Entries shown -

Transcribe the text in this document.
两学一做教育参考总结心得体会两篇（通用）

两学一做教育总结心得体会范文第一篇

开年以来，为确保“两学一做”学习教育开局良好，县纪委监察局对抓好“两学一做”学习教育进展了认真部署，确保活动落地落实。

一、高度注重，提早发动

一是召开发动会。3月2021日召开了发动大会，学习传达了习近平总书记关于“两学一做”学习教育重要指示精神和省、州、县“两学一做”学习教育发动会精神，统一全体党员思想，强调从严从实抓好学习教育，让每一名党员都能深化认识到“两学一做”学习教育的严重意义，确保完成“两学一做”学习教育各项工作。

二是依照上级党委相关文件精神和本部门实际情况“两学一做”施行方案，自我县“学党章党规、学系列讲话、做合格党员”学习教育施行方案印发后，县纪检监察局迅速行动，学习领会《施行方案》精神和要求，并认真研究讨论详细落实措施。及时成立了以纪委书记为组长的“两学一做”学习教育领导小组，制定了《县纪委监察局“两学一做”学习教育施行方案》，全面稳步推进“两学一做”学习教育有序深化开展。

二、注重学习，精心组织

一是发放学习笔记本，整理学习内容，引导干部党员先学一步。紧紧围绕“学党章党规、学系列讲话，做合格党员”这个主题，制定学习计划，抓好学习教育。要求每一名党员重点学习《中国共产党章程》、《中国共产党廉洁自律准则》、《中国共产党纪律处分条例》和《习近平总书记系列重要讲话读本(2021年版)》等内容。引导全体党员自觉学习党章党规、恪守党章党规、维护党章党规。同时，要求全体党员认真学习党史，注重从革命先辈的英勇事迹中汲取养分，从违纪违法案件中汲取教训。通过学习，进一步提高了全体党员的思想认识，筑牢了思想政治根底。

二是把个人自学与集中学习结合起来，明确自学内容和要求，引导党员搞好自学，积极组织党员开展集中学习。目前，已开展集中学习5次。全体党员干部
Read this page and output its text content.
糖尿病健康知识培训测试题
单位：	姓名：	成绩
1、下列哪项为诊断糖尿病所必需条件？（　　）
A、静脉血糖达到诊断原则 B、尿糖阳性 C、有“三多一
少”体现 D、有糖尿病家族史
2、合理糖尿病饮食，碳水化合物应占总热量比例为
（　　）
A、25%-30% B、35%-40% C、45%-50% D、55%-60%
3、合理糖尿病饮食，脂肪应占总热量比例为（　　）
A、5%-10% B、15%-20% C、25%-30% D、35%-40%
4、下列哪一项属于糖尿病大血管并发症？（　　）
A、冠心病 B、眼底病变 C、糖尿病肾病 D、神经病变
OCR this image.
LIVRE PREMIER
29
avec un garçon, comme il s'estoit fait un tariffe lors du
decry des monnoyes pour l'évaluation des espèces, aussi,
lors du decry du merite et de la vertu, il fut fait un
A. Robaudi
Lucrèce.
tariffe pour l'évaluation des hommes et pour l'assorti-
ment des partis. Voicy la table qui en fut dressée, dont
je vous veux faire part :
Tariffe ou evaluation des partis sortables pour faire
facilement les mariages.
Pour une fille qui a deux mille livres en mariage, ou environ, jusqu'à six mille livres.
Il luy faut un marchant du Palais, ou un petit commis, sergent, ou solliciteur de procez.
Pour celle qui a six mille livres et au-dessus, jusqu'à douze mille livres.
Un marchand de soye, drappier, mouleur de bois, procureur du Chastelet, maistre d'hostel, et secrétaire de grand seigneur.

Direction - Retype the material in full, character for character.

The result -
Transcribe the text in this document.
两学一做教育参考总结心得体会两篇（通用）

两学一做教育总结心得体会范文第一篇

开年以来，为确保“两学一做”学习教育开局良好，县纪委监察局对抓好“两学一做”学习教育进展了认真部署，确保活动落地落实。

一、高度注重，提早发动

一是召开发动会。3月2021日召开了发动大会，学习传达了习近平总书记关于“两学一做”学习教育重要指示精神和省、州、县“两学一做”学习教育发动会精神，统一全体党员思想，强调从严从实抓好学习教育，让每一名党员都能深化认识到“两学一做”学习教育的严重意义，确保完成“两学一做”学习教育各项工作。

二是依照上级党委相关文件精神和本部门实际情况“两学一做”施行方案，自我县“学党章党规、学系列讲话、做合格党员”学习教育施行方案印发后，县纪检监察局迅速行动，学习领会《施行方案》精神和要求，并认真研究讨论详细落实措施。及时成立了以纪委书记为组长的“两学一做”学习教育领导小组，制定了《县纪委监察局“两学一做”学习教育施行方案》，全面稳步推进“两学一做”学习教育有序深化开展。

二、注重学习，精心组织

一是发放学习笔记本，整理学习内容，引导干部党员先学一步。紧紧围绕“学党章党规、学系列讲话，做合格党员”这个主题，制定学习计划，抓好学习教育。要求每一名党员重点学习《中国共产党章程》、《中国共产党廉洁自律准则》、《中国共产党纪律处分条例》和《习近平总书记系列重要讲话读本(2021年版)》等内容。引导全体党员自觉学习党章党规、恪守党章党规、维护党章党规。同时，要求全体党员认真学习党史，注重从革命先辈的英勇事迹中汲取养分，从违纪违法案件中汲取教训。通过学习，进一步提高了全体党员的思想认识，筑牢了思想政治根底。

二是把个人自学与集中学习结合起来，明确自学内容和要求，引导党员搞好自学，积极组织党员开展集中学习。目前，已开展集中学习5次。全体党员干部
Read this page and output its text content.
糖尿病健康知识培训测试题
单位：	姓名：	成绩
1、下列哪项为诊断糖尿病所必需条件？（　　）
A、静脉血糖达到诊断原则 B、尿糖阳性 C、有“三多一
少”体现 D、有糖尿病家族史
2、合理糖尿病饮食，碳水化合物应占总热量比例为
（　　）
A、25%-30% B、35%-40% C、45%-50% D、55%-60%
3、合理糖尿病饮食，脂肪应占总热量比例为（　　）
A、5%-10% B、15%-20% C、25%-30% D、35%-40%
4、下列哪一项属于糖尿病大血管并发症？（　　）
A、冠心病 B、眼底病变 C、糖尿病肾病 D、神经病变
OCR this image.
LIVRE PREMIER
29
avec un garçon, comme il s'estoit fait un tariffe lors du
decry des monnoyes pour l'évaluation des espèces, aussi,
lors du decry du merite et de la vertu, il fut fait un
A. Robaudi
Lucrèce.
tariffe pour l'évaluation des hommes et pour l'assorti-
ment des partis. Voicy la table qui en fut dressée, dont
je vous veux faire part :
Tariffe ou evaluation des partis sortables pour faire
facilement les mariages.
Pour une fille qui a deux mille livres en mariage, ou environ, jusqu'à six mille livres.
Il luy faut un marchant du Palais, ou un petit commis, sergent, ou solliciteur de procez.
Pour celle qui a six mille livres et au-dessus, jusqu'à douze mille livres.
Un marchand de soye, drappier, mouleur de bois, procureur du Chastelet, maistre d'hostel, et secrétaire de grand seigneur.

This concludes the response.